## Begin
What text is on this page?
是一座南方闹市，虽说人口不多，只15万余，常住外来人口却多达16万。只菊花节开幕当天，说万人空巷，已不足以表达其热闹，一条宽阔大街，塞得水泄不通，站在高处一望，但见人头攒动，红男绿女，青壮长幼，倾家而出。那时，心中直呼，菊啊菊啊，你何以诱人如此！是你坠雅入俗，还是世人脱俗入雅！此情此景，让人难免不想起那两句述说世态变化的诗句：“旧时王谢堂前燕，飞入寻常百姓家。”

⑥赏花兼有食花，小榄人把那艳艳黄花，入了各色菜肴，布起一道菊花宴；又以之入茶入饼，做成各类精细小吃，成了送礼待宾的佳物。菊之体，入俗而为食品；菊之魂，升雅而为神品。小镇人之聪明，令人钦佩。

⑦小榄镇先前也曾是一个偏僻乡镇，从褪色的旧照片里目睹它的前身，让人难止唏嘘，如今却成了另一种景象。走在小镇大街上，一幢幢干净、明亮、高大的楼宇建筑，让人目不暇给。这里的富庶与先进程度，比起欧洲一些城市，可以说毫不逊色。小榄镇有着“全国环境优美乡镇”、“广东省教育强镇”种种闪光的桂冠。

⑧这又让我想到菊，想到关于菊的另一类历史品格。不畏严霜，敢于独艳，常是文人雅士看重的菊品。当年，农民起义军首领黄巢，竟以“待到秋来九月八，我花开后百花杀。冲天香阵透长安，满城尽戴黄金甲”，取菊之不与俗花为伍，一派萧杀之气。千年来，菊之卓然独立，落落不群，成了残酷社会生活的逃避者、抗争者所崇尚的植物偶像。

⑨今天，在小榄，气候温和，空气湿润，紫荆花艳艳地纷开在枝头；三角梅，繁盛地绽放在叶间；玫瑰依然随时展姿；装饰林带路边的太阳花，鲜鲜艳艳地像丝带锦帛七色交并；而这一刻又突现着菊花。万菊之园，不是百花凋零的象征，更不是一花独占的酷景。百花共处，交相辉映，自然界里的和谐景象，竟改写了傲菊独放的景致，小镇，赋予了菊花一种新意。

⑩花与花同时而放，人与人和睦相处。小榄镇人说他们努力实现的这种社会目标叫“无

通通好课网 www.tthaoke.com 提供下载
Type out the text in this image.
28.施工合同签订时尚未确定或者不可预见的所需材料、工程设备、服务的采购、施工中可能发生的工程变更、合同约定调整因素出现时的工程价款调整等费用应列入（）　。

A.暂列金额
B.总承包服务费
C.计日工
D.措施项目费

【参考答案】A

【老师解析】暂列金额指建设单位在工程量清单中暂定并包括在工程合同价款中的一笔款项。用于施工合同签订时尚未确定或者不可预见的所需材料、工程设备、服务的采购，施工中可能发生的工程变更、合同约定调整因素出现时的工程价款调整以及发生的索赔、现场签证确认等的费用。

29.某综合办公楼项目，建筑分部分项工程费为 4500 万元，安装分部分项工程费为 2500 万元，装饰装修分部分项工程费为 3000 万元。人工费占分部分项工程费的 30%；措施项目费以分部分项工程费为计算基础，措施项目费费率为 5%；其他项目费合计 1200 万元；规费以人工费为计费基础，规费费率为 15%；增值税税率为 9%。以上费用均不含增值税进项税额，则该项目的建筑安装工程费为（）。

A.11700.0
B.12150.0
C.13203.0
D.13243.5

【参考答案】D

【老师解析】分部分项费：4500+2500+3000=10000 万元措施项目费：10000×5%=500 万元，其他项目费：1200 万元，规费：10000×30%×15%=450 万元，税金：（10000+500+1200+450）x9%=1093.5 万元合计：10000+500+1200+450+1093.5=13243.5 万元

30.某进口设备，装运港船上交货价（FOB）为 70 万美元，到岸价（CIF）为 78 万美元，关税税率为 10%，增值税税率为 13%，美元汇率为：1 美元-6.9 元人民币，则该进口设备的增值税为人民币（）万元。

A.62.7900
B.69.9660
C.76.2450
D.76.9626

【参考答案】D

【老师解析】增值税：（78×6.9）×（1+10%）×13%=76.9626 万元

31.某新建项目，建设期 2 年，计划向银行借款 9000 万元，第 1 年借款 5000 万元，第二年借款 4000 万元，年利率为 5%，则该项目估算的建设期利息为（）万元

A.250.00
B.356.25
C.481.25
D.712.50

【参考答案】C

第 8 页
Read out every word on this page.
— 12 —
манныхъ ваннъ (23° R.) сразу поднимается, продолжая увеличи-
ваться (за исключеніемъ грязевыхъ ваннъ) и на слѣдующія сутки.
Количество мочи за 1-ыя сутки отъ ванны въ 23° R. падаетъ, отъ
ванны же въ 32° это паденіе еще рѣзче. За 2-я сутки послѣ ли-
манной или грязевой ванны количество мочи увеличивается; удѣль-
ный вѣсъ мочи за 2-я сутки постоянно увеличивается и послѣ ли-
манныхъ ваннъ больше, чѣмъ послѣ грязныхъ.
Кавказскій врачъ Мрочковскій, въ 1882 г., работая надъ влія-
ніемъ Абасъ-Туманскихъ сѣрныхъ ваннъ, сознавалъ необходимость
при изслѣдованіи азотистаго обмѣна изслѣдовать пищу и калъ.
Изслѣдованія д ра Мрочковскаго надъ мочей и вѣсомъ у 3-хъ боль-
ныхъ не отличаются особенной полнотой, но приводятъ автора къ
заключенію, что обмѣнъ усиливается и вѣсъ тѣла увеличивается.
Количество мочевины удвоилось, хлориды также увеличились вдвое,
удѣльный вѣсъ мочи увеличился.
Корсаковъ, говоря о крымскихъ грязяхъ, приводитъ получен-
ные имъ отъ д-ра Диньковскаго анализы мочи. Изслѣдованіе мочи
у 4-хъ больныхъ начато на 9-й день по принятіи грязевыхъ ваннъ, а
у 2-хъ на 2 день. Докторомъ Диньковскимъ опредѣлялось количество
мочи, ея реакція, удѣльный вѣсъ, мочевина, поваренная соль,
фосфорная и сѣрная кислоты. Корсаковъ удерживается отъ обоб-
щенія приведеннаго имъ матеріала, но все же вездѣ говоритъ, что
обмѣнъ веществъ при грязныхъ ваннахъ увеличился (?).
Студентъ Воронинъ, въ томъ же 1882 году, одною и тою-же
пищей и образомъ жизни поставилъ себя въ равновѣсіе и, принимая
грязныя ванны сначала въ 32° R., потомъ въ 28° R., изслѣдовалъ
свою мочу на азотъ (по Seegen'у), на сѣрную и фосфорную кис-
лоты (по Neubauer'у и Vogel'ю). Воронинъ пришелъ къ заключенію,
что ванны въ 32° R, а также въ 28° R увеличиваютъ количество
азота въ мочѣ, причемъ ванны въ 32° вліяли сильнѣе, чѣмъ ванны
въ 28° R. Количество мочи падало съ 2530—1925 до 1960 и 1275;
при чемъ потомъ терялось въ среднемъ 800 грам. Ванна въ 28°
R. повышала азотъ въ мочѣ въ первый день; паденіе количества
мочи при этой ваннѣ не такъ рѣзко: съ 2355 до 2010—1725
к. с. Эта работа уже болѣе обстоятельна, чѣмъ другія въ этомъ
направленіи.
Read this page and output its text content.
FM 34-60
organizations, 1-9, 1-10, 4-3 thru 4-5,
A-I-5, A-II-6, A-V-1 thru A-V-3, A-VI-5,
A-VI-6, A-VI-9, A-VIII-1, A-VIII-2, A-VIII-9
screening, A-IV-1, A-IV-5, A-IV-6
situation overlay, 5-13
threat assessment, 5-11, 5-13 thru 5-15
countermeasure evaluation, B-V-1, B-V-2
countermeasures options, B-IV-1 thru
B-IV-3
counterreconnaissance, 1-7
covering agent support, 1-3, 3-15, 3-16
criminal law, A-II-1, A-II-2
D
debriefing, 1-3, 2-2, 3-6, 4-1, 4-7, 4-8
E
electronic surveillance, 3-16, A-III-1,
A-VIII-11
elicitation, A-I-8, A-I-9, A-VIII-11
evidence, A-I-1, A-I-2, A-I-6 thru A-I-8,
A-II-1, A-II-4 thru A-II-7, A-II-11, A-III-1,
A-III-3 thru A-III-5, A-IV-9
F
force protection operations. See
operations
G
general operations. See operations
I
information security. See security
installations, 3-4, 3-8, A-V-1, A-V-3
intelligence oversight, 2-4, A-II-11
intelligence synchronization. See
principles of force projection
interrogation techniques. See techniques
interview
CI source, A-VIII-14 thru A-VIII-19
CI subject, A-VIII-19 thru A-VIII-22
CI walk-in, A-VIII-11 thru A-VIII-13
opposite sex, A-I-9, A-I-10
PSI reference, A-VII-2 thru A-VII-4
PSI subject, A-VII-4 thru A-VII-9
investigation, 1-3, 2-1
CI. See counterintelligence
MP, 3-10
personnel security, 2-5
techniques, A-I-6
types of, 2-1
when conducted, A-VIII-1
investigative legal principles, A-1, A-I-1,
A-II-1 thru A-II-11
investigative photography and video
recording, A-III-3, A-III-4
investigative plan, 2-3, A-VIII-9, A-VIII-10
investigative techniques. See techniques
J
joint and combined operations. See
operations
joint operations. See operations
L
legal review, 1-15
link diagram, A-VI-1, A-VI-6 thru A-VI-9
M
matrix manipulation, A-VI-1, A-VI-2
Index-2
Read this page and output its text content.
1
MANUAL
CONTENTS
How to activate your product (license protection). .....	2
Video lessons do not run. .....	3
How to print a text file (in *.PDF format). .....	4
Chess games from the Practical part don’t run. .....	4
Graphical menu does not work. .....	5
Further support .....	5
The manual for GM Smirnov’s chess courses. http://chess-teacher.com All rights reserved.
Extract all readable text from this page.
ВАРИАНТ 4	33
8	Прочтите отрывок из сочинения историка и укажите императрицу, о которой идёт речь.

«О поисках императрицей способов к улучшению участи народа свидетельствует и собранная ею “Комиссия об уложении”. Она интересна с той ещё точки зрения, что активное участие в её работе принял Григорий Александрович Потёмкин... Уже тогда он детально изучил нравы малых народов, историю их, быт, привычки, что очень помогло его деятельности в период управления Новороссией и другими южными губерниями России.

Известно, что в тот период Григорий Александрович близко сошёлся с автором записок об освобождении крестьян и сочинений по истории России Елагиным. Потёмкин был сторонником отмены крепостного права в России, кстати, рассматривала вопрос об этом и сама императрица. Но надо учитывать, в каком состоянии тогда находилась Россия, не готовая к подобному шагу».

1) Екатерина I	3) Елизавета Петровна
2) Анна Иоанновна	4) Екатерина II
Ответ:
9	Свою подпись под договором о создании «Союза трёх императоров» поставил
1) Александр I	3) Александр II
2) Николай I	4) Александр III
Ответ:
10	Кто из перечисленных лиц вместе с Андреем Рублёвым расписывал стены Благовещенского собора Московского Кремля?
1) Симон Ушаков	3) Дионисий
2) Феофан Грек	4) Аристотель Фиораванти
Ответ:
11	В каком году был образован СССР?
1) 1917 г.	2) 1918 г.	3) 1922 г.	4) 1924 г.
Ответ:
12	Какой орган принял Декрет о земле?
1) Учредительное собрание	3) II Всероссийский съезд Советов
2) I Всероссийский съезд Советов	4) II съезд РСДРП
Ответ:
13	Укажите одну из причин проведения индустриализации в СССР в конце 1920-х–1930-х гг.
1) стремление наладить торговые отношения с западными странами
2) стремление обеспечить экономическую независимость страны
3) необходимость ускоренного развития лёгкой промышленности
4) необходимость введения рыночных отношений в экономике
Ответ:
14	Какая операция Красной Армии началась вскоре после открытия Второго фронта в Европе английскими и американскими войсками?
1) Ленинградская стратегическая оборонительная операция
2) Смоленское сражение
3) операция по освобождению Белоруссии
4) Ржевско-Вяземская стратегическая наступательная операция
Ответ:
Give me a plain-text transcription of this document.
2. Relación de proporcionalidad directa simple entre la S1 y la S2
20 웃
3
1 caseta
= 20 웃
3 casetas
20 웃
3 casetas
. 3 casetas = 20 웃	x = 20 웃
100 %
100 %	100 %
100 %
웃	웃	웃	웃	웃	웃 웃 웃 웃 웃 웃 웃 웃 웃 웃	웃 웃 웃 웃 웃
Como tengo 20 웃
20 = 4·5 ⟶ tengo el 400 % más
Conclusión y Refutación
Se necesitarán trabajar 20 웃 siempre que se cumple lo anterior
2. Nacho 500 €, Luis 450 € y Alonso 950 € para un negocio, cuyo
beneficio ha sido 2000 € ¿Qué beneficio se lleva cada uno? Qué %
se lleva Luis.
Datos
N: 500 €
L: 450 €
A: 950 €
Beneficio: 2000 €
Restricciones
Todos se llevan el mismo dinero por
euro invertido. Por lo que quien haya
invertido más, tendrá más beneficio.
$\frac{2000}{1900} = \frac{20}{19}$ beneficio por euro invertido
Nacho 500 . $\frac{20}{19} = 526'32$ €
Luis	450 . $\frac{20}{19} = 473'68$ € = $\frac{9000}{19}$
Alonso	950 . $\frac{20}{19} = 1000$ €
## End
◆ Aim ◆
Return, word for word, every line from the line with "Give me a plain-text" to the final line of the data.

◆ Final result ◆
Give me a plain-text transcription of this document.
2. Relación de proporcionalidad directa simple entre la S1 y la S2
20 웃
3
1 caseta
= 20 웃
3 casetas
20 웃
3 casetas
. 3 casetas = 20 웃	x = 20 웃
100 %
100 %	100 %
100 %
웃	웃	웃	웃	웃	웃 웃 웃 웃 웃 웃 웃 웃 웃 웃	웃 웃 웃 웃 웃
Como tengo 20 웃
20 = 4·5 ⟶ tengo el 400 % más
Conclusión y Refutación
Se necesitarán trabajar 20 웃 siempre que se cumple lo anterior
2. Nacho 500 €, Luis 450 € y Alonso 950 € para un negocio, cuyo
beneficio ha sido 2000 € ¿Qué beneficio se lleva cada uno? Qué %
se lleva Luis.
Datos
N: 500 €
L: 450 €
A: 950 €
Beneficio: 2000 €
Restricciones
Todos se llevan el mismo dinero por
euro invertido. Por lo que quien haya
invertido más, tendrá más beneficio.
$\frac{2000}{1900} = \frac{20}{19}$ beneficio por euro invertido
Nacho 500 . $\frac{20}{19} = 526'32$ €
Luis	450 . $\frac{20}{19} = 473'68$ € = $\frac{9000}{19}$
Alonso	950 . $\frac{20}{19} = 1000$ €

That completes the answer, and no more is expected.